**Given instruction**
Images do not belong in the copy. Retype all the entries below exactly.

** Start of Records shown **

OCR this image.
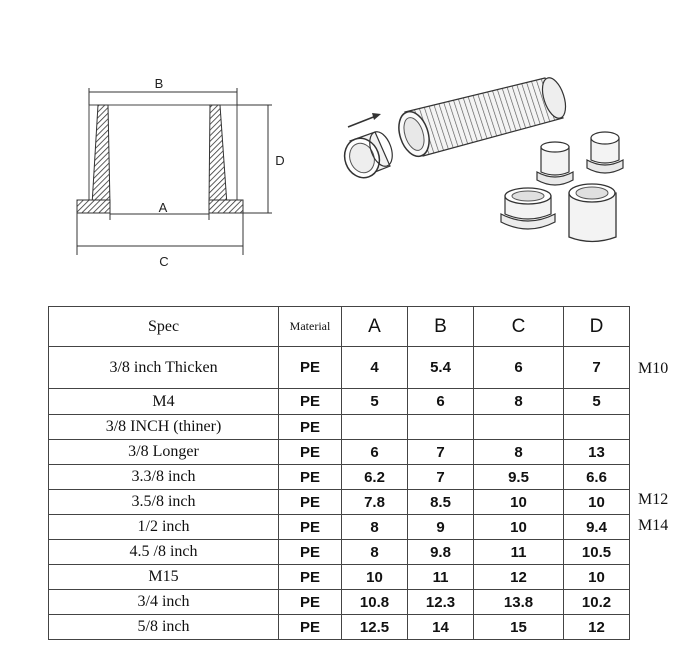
B
A
C
D
Spec	Material	A	B	C	D
3/8 inch Thicken	PE	4	5.4	6	7
M4	PE	5	6	8	5
3/8 INCH (thiner)	PE				
3/8 Longer	PE	6	7	8	13
3.3/8 inch	PE	6.2	7	9.5	6.6
3.5/8 inch	PE	7.8	8.5	10	10
1/2 inch	PE	8	9	10	9.4
4.5 /8 inch	PE	8	9.8	11	10.5
M15	PE	10	11	12	10
3/4 inch	PE	10.8	12.3	13.8	10.2
5/8 inch	PE	12.5	14	15	12
M10
M12
M14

** End of Records shown **

**Answer to this task**
OCR this image.
B
A
C
D
Spec	Material	A	B	C	D
3/8 inch Thicken	PE	4	5.4	6	7
M4	PE	5	6	8	5
3/8 INCH (thiner)	PE				
3/8 Longer	PE	6	7	8	13
3.3/8 inch	PE	6.2	7	9.5	6.6
3.5/8 inch	PE	7.8	8.5	10	10
1/2 inch	PE	8	9	10	9.4
4.5 /8 inch	PE	8	9.8	11	10.5
M15	PE	10	11	12	10
3/4 inch	PE	10.8	12.3	13.8	10.2
5/8 inch	PE	12.5	14	15	12
M10
M12
M14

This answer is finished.